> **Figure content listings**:

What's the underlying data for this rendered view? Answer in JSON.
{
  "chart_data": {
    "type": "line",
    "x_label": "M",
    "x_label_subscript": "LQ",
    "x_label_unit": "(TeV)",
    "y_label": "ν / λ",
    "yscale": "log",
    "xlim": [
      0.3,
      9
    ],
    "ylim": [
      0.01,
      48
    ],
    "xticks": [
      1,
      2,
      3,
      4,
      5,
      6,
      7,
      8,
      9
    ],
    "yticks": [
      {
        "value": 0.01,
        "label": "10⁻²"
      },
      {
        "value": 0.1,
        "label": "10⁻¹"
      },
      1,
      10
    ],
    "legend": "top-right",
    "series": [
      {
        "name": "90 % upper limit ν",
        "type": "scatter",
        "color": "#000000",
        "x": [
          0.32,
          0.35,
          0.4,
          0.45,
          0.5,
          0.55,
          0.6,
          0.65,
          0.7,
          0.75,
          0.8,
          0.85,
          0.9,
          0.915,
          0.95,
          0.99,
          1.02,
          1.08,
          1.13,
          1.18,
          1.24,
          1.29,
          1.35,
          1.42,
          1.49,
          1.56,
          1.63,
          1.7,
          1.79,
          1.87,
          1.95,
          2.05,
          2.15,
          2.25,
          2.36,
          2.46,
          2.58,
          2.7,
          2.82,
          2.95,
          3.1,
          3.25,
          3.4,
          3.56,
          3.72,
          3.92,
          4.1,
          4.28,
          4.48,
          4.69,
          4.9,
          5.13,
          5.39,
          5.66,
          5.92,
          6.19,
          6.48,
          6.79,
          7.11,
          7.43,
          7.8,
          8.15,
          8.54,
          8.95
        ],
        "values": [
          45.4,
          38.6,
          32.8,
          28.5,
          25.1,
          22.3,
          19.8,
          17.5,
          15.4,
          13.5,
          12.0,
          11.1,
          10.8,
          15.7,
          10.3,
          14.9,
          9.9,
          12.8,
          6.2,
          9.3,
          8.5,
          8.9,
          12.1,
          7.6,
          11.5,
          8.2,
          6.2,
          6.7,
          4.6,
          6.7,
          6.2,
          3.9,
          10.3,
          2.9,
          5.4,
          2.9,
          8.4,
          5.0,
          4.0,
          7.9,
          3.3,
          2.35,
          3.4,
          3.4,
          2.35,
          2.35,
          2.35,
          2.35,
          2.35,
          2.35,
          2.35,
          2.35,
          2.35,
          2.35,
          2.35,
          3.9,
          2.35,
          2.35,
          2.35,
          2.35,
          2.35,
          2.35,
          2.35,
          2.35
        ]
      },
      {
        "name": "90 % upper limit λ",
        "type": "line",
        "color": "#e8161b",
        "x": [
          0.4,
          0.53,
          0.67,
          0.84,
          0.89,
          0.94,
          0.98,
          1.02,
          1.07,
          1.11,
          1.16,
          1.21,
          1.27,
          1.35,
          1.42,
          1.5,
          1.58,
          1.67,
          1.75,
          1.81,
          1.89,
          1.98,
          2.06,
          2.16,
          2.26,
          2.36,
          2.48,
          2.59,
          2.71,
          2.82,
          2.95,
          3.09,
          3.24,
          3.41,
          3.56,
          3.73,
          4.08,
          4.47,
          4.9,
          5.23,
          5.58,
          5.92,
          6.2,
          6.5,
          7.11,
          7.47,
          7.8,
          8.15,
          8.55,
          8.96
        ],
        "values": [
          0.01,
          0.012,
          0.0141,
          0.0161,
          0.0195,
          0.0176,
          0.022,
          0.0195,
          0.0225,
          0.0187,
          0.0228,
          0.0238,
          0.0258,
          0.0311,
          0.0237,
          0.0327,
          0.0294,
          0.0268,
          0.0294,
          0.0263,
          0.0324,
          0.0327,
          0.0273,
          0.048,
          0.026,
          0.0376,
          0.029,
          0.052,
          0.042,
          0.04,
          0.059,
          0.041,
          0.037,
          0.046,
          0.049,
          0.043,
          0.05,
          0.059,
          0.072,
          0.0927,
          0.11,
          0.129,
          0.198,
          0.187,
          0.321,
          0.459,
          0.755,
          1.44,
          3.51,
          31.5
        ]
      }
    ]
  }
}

> **What needs to be done**: Output the listing above without altering a single character.

> **Task answer**:
What's the underlying data for this rendered view? Answer in JSON.
{
  "chart_data": {
    "type": "line",
    "x_label": "M",
    "x_label_subscript": "LQ",
    "x_label_unit": "(TeV)",
    "y_label": "ν / λ",
    "yscale": "log",
    "xlim": [
      0.3,
      9
    ],
    "ylim": [
      0.01,
      48
    ],
    "xticks": [
      1,
      2,
      3,
      4,
      5,
      6,
      7,
      8,
      9
    ],
    "yticks": [
      {
        "value": 0.01,
        "label": "10⁻²"
      },
      {
        "value": 0.1,
        "label": "10⁻¹"
      },
      1,
      10
    ],
    "legend": "top-right",
    "series": [
      {
        "name": "90 % upper limit ν",
        "type": "scatter",
        "color": "#000000",
        "x": [
          0.32,
          0.35,
          0.4,
          0.45,
          0.5,
          0.55,
          0.6,
          0.65,
          0.7,
          0.75,
          0.8,
          0.85,
          0.9,
          0.915,
          0.95,
          0.99,
          1.02,
          1.08,
          1.13,
          1.18,
          1.24,
          1.29,
          1.35,
          1.42,
          1.49,
          1.56,
          1.63,
          1.7,
          1.79,
          1.87,
          1.95,
          2.05,
          2.15,
          2.25,
          2.36,
          2.46,
          2.58,
          2.7,
          2.82,
          2.95,
          3.1,
          3.25,
          3.4,
          3.56,
          3.72,
          3.92,
          4.1,
          4.28,
          4.48,
          4.69,
          4.9,
          5.13,
          5.39,
          5.66,
          5.92,
          6.19,
          6.48,
          6.79,
          7.11,
          7.43,
          7.8,
          8.15,
          8.54,
          8.95
        ],
        "values": [
          45.4,
          38.6,
          32.8,
          28.5,
          25.1,
          22.3,
          19.8,
          17.5,
          15.4,
          13.5,
          12.0,
          11.1,
          10.8,
          15.7,
          10.3,
          14.9,
          9.9,
          12.8,
          6.2,
          9.3,
          8.5,
          8.9,
          12.1,
          7.6,
          11.5,
          8.2,
          6.2,
          6.7,
          4.6,
          6.7,
          6.2,
          3.9,
          10.3,
          2.9,
          5.4,
          2.9,
          8.4,
          5.0,
          4.0,
          7.9,
          3.3,
          2.35,
          3.4,
          3.4,
          2.35,
          2.35,
          2.35,
          2.35,
          2.35,
          2.35,
          2.35,
          2.35,
          2.35,
          2.35,
          2.35,
          3.9,
          2.35,
          2.35,
          2.35,
          2.35,
          2.35,
          2.35,
          2.35,
          2.35
        ]
      },
      {
        "name": "90 % upper limit λ",
        "type": "line",
        "color": "#e8161b",
        "x": [
          0.4,
          0.53,
          0.67,
          0.84,
          0.89,
          0.94,
          0.98,
          1.02,
          1.07,
          1.11,
          1.16,
          1.21,
          1.27,
          1.35,
          1.42,
          1.5,
          1.58,
          1.67,
          1.75,
          1.81,
          1.89,
          1.98,
          2.06,
          2.16,
          2.26,
          2.36,
          2.48,
          2.59,
          2.71,
          2.82,
          2.95,
          3.09,
          3.24,
          3.41,
          3.56,
          3.73,
          4.08,
          4.47,
          4.9,
          5.23,
          5.58,
          5.92,
          6.2,
          6.5,
          7.11,
          7.47,
          7.8,
          8.15,
          8.55,
          8.96
        ],
        "values": [
          0.01,
          0.012,
          0.0141,
          0.0161,
          0.0195,
          0.0176,
          0.022,
          0.0195,
          0.0225,
          0.0187,
          0.0228,
          0.0238,
          0.0258,
          0.0311,
          0.0237,
          0.0327,
          0.0294,
          0.0268,
          0.0294,
          0.0263,
          0.0324,
          0.0327,
          0.0273,
          0.048,
          0.026,
          0.0376,
          0.029,
          0.052,
          0.042,
          0.04,
          0.059,
          0.041,
          0.037,
          0.046,
          0.049,
          0.043,
          0.05,
          0.059,
          0.072,
          0.0927,
          0.11,
          0.129,
          0.198,
          0.187,
          0.321,
          0.459,
          0.755,
          1.44,
          3.51,
          31.5
        ]
      }
    ]
  }
}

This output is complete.